■ **Source material**
────────────────────────────────────────

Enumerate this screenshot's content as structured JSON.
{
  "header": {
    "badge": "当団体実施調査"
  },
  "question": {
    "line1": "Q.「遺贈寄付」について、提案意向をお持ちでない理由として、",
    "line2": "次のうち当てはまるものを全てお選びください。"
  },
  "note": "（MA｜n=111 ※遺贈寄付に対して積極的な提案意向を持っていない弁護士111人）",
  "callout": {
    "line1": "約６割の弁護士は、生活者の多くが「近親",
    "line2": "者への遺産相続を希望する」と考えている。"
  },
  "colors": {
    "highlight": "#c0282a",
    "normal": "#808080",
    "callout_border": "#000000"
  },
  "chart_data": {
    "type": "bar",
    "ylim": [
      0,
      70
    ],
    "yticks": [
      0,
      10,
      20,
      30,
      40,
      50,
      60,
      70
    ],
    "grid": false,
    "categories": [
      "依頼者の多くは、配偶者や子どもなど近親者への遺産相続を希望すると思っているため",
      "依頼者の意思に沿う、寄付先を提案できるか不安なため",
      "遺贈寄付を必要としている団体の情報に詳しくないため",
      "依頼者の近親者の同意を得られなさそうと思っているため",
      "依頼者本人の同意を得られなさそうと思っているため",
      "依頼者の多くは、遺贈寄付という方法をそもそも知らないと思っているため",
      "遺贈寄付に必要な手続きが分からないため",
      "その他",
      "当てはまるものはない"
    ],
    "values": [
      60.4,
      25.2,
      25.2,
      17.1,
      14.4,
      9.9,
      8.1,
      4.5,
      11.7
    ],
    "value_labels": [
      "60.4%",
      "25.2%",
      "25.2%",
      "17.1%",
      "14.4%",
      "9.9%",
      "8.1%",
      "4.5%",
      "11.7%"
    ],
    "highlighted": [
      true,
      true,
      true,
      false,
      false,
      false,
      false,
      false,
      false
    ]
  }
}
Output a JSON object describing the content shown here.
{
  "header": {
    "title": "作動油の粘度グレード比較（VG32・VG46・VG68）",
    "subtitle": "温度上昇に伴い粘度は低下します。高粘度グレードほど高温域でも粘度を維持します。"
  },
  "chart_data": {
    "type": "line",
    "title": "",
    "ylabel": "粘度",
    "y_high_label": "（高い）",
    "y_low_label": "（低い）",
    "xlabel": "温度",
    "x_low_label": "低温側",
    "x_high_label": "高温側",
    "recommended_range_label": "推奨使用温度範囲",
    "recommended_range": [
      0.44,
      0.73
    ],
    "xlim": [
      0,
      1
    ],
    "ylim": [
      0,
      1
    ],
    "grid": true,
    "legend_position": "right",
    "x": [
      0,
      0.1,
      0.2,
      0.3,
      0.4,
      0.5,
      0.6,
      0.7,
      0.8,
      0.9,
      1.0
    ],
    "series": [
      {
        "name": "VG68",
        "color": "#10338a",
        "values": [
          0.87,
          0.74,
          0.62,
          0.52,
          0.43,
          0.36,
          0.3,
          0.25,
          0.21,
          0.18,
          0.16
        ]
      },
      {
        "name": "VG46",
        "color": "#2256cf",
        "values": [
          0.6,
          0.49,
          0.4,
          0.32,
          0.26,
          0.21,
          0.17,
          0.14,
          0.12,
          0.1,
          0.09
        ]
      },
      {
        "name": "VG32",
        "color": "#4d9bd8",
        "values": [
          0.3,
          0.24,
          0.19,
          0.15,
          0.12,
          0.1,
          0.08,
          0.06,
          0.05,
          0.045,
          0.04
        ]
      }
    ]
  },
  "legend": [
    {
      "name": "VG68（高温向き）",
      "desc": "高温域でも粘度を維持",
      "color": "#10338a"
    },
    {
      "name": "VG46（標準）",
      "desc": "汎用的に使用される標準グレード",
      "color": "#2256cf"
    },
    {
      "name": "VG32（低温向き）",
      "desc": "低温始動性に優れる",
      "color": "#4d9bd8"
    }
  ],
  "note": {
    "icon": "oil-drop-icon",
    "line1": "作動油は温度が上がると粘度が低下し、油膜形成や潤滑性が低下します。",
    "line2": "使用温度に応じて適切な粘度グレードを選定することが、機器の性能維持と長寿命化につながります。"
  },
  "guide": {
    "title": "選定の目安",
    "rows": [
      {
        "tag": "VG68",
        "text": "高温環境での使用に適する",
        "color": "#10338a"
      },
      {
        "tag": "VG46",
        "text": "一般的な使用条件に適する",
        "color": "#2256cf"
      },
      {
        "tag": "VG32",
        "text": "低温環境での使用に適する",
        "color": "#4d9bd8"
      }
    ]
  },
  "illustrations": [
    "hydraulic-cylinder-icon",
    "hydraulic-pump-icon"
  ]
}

────────────────────────────────────────

Return all of the data precisely as it appears.

Enumerate this screenshot's content as structured JSON.
{
  "header": {
    "badge": "当団体実施調査"
  },
  "question": {
    "line1": "Q.「遺贈寄付」について、提案意向をお持ちでない理由として、",
    "line2": "次のうち当てはまるものを全てお選びください。"
  },
  "note": "（MA｜n=111 ※遺贈寄付に対して積極的な提案意向を持っていない弁護士111人）",
  "callout": {
    "line1": "約６割の弁護士は、生活者の多くが「近親",
    "line2": "者への遺産相続を希望する」と考えている。"
  },
  "colors": {
    "highlight": "#c0282a",
    "normal": "#808080",
    "callout_border": "#000000"
  },
  "chart_data": {
    "type": "bar",
    "ylim": [
      0,
      70
    ],
    "yticks": [
      0,
      10,
      20,
      30,
      40,
      50,
      60,
      70
    ],
    "grid": false,
    "categories": [
      "依頼者の多くは、配偶者や子どもなど近親者への遺産相続を希望すると思っているため",
      "依頼者の意思に沿う、寄付先を提案できるか不安なため",
      "遺贈寄付を必要としている団体の情報に詳しくないため",
      "依頼者の近親者の同意を得られなさそうと思っているため",
      "依頼者本人の同意を得られなさそうと思っているため",
      "依頼者の多くは、遺贈寄付という方法をそもそも知らないと思っているため",
      "遺贈寄付に必要な手続きが分からないため",
      "その他",
      "当てはまるものはない"
    ],
    "values": [
      60.4,
      25.2,
      25.2,
      17.1,
      14.4,
      9.9,
      8.1,
      4.5,
      11.7
    ],
    "value_labels": [
      "60.4%",
      "25.2%",
      "25.2%",
      "17.1%",
      "14.4%",
      "9.9%",
      "8.1%",
      "4.5%",
      "11.7%"
    ],
    "highlighted": [
      true,
      true,
      true,
      false,
      false,
      false,
      false,
      false,
      false
    ]
  }
}
Output a JSON object describing the content shown here.
{
  "header": {
    "title": "作動油の粘度グレード比較（VG32・VG46・VG68）",
    "subtitle": "温度上昇に伴い粘度は低下します。高粘度グレードほど高温域でも粘度を維持します。"
  },
  "chart_data": {
    "type": "line",
    "title": "",
    "ylabel": "粘度",
    "y_high_label": "（高い）",
    "y_low_label": "（低い）",
    "xlabel": "温度",
    "x_low_label": "低温側",
    "x_high_label": "高温側",
    "recommended_range_label": "推奨使用温度範囲",
    "recommended_range": [
      0.44,
      0.73
    ],
    "xlim": [
      0,
      1
    ],
    "ylim": [
      0,
      1
    ],
    "grid": true,
    "legend_position": "right",
    "x": [
      0,
      0.1,
      0.2,
      0.3,
      0.4,
      0.5,
      0.6,
      0.7,
      0.8,
      0.9,
      1.0
    ],
    "series": [
      {
        "name": "VG68",
        "color": "#10338a",
        "values": [
          0.87,
          0.74,
          0.62,
          0.52,
          0.43,
          0.36,
          0.3,
          0.25,
          0.21,
          0.18,
          0.16
        ]
      },
      {
        "name": "VG46",
        "color": "#2256cf",
        "values": [
          0.6,
          0.49,
          0.4,
          0.32,
          0.26,
          0.21,
          0.17,
          0.14,
          0.12,
          0.1,
          0.09
        ]
      },
      {
        "name": "VG32",
        "color": "#4d9bd8",
        "values": [
          0.3,
          0.24,
          0.19,
          0.15,
          0.12,
          0.1,
          0.08,
          0.06,
          0.05,
          0.045,
          0.04
        ]
      }
    ]
  },
  "legend": [
    {
      "name": "VG68（高温向き）",
      "desc": "高温域でも粘度を維持",
      "color": "#10338a"
    },
    {
      "name": "VG46（標準）",
      "desc": "汎用的に使用される標準グレード",
      "color": "#2256cf"
    },
    {
      "name": "VG32（低温向き）",
      "desc": "低温始動性に優れる",
      "color": "#4d9bd8"
    }
  ],
  "note": {
    "icon": "oil-drop-icon",
    "line1": "作動油は温度が上がると粘度が低下し、油膜形成や潤滑性が低下します。",
    "line2": "使用温度に応じて適切な粘度グレードを選定することが、機器の性能維持と長寿命化につながります。"
  },
  "guide": {
    "title": "選定の目安",
    "rows": [
      {
        "tag": "VG68",
        "text": "高温環境での使用に適する",
        "color": "#10338a"
      },
      {
        "tag": "VG46",
        "text": "一般的な使用条件に適する",
        "color": "#2256cf"
      },
      {
        "tag": "VG32",
        "text": "低温環境での使用に適する",
        "color": "#4d9bd8"
      }
    ]
  },
  "illustrations": [
    "hydraulic-cylinder-icon",
    "hydraulic-pump-icon"
  ]
}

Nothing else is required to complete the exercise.